[WHAT YOU SHOULD DO] In the material below, list every line carrying the string "favicon".

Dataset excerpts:
────────────────
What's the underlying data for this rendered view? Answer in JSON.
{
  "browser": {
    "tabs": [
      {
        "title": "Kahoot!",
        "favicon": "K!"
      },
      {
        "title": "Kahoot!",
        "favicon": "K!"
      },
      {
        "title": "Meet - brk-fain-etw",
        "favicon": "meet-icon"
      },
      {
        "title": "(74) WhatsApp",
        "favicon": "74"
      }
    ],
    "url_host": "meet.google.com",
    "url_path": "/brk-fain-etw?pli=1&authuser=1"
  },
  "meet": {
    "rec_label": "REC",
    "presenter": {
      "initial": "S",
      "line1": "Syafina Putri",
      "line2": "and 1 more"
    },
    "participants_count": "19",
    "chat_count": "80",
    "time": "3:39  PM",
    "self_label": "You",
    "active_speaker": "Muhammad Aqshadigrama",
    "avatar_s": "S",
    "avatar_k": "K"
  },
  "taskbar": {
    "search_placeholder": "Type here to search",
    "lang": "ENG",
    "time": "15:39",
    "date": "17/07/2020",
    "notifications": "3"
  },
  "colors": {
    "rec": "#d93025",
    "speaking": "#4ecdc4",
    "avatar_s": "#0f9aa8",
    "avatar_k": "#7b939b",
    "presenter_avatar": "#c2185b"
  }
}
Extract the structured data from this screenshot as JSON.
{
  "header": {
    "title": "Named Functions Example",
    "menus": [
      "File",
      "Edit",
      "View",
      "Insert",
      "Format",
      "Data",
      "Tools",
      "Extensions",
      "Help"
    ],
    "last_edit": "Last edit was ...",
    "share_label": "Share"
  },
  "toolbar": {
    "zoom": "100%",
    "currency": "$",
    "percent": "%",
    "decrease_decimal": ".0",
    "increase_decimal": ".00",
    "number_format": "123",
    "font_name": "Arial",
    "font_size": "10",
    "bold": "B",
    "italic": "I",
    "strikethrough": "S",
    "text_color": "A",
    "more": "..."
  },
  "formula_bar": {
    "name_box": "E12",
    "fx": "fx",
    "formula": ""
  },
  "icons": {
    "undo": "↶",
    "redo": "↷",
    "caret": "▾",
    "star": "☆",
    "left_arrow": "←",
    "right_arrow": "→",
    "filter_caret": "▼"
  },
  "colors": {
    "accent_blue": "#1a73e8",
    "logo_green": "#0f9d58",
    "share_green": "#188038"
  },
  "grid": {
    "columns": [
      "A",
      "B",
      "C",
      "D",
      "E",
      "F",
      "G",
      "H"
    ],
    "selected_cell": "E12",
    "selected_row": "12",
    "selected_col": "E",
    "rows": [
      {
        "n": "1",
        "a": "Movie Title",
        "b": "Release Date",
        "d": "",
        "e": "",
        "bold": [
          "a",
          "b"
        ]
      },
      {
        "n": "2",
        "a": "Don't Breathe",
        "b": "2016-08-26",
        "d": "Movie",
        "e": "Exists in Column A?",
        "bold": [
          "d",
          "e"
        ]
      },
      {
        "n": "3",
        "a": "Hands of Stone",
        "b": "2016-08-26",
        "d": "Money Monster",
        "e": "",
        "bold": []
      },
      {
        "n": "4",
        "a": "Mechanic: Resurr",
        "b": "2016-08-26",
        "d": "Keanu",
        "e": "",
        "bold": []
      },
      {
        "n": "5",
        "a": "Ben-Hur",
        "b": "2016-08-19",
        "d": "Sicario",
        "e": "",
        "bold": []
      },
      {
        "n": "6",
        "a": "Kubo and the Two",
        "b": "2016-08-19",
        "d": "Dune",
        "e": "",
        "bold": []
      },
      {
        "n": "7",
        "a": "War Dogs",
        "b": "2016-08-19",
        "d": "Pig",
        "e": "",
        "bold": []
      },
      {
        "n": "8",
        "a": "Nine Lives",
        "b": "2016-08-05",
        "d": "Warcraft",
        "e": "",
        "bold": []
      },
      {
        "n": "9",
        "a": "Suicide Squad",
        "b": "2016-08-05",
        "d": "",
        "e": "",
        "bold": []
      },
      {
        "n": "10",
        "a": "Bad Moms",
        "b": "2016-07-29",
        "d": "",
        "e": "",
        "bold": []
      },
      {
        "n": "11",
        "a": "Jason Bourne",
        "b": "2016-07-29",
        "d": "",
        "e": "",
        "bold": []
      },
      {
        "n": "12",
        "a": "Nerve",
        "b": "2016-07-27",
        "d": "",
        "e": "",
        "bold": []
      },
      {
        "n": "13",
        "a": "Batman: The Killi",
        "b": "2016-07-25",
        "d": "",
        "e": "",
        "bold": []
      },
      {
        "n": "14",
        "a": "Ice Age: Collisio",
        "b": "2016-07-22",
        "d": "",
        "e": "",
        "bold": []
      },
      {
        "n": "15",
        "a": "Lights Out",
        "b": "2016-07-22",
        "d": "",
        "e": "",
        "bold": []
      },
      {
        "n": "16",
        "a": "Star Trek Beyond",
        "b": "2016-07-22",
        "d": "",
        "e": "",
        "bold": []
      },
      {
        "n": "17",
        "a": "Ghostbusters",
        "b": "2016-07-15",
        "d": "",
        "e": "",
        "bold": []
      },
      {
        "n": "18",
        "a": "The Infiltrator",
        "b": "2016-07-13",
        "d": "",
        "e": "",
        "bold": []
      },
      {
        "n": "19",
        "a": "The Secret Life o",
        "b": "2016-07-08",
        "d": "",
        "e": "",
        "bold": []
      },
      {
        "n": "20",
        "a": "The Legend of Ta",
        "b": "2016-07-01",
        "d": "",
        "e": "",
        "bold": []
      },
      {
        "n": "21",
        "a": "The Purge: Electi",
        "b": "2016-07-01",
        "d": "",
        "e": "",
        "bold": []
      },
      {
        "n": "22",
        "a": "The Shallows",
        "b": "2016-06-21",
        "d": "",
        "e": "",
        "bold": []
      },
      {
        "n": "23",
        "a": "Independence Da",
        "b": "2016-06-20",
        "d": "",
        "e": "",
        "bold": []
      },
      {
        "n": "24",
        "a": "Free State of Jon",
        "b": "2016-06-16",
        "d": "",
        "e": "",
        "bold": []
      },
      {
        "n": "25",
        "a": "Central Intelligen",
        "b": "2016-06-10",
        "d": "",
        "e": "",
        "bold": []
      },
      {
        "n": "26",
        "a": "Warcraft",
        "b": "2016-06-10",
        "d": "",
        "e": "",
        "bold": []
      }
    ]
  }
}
────────────────
[THE COMPLETED TASK]
        "favicon": "K!"
        "favicon": "K!"
        "favicon": "meet-icon"
        "favicon": "74"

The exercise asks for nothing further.